> **Goal**: Please return the records from their first line through the line containing "add-coupon-button[interactable]: ✚ Ajouter", both lines included, copied without any change.
>> Start Records for this exercise
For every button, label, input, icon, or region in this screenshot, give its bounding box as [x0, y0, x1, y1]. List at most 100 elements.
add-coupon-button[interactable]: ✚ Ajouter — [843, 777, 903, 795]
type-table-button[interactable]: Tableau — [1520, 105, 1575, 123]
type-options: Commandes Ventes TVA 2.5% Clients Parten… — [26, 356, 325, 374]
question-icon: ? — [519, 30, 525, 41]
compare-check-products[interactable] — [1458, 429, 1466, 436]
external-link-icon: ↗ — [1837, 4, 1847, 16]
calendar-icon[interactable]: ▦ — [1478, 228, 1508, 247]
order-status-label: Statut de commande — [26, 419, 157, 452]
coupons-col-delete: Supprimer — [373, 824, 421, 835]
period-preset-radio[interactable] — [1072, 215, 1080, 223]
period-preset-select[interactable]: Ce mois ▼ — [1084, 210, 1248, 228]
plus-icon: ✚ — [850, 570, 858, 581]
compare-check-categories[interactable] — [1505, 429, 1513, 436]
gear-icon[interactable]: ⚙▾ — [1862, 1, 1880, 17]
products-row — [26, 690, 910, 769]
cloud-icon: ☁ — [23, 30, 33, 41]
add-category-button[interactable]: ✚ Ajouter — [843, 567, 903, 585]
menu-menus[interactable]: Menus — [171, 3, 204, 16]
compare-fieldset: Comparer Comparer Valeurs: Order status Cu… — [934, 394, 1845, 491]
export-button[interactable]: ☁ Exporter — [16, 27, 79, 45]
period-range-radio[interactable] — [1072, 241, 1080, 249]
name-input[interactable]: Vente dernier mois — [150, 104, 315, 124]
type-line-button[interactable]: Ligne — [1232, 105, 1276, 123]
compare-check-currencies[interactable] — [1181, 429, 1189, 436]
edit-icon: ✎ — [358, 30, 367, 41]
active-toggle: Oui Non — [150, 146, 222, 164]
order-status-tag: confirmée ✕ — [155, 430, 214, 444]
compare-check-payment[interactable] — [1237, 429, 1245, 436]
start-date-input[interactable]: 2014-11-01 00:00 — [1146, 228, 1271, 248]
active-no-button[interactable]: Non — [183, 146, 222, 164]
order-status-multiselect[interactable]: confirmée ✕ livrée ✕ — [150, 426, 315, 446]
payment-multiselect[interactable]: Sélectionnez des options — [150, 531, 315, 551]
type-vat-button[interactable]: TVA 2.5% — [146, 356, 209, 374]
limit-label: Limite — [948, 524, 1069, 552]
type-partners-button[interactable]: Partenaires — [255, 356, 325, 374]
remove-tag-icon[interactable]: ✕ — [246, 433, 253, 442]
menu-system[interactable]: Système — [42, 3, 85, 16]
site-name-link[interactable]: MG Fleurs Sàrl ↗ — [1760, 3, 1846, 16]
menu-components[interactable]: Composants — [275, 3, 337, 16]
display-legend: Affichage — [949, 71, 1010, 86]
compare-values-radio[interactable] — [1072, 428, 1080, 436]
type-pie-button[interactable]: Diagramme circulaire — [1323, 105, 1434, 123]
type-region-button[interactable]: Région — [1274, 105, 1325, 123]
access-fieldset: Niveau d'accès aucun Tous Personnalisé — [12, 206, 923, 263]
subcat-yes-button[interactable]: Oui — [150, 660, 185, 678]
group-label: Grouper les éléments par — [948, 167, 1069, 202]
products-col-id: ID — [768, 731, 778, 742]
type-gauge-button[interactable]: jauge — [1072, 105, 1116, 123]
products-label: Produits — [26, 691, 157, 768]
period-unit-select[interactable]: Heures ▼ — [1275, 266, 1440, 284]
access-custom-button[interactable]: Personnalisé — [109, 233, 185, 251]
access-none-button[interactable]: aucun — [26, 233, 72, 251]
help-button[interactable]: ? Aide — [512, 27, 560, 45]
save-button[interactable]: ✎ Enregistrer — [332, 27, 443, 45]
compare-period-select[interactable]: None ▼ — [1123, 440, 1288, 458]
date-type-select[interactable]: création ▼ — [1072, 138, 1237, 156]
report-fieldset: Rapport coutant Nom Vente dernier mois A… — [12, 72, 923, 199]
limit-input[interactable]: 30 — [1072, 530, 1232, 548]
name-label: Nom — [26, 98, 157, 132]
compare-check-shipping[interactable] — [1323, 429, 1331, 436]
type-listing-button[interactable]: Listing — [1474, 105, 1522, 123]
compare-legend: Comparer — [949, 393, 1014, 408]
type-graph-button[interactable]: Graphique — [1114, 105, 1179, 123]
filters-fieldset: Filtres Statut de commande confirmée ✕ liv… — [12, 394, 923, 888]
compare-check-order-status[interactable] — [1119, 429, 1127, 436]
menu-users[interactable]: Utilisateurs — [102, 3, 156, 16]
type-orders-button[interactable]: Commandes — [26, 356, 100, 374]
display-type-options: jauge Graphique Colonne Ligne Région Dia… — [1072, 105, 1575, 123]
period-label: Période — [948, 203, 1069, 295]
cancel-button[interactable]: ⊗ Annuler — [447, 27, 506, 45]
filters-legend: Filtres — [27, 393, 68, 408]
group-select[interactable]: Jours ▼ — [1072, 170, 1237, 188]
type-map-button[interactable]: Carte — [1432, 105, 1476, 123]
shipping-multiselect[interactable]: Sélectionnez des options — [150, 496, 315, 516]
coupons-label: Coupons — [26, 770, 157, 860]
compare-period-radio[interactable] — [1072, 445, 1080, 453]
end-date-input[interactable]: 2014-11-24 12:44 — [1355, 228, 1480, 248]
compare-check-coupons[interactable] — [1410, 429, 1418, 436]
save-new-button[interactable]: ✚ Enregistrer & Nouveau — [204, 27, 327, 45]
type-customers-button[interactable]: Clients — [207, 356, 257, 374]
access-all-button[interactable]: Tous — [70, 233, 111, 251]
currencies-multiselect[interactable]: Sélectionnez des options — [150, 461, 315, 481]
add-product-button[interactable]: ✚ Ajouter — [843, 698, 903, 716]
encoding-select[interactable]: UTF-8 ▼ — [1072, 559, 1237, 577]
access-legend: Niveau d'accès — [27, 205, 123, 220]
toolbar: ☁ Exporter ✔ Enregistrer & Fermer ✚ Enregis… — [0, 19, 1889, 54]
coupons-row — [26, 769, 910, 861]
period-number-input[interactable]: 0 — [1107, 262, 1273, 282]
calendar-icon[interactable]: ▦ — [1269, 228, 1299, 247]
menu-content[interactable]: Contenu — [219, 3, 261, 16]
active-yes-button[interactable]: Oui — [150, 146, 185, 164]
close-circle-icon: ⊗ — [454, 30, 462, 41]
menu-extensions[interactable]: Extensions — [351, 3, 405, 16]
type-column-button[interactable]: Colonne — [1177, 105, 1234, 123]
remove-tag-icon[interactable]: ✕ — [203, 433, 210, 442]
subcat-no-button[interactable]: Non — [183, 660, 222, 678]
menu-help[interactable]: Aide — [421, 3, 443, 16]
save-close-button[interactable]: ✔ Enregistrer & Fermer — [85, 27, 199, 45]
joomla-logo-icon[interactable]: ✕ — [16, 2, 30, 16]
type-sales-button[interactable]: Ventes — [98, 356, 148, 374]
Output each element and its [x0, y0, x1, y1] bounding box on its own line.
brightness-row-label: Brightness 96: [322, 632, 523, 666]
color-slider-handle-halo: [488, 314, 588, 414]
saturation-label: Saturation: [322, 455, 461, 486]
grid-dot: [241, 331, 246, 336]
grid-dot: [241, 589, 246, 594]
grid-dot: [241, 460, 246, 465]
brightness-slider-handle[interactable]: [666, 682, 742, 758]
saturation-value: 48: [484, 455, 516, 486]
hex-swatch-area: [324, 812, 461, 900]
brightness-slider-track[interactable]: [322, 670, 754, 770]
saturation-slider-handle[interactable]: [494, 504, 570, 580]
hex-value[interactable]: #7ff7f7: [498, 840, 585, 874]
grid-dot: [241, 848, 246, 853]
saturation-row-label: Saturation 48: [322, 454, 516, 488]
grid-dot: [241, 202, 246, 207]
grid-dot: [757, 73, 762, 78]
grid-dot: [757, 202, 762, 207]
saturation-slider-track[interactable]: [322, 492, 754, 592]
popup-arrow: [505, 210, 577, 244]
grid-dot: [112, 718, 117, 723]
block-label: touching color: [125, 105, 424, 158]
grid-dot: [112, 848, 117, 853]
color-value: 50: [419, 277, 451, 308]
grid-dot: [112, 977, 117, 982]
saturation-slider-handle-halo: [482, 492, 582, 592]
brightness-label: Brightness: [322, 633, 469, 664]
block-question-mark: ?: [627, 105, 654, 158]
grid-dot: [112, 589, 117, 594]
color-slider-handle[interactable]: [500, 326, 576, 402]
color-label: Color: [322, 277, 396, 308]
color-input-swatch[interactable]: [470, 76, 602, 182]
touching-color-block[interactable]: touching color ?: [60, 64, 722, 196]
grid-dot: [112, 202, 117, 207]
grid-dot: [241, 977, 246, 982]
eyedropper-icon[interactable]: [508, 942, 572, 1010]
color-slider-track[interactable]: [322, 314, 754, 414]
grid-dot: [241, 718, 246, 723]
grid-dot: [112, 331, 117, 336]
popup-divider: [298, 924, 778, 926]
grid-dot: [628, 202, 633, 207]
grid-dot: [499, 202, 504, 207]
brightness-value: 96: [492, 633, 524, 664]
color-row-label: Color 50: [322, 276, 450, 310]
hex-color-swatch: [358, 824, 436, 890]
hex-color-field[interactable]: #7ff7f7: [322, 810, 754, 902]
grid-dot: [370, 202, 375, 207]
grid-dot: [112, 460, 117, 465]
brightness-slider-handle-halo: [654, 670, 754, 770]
>> End Records for this exercise
> **The answer**:
For every button, label, input, icon, or region in this screenshot, give its bounding box as [x0, y0, x1, y1]. List at most 100 elements.
add-coupon-button[interactable]: ✚ Ajouter — [843, 777, 903, 795]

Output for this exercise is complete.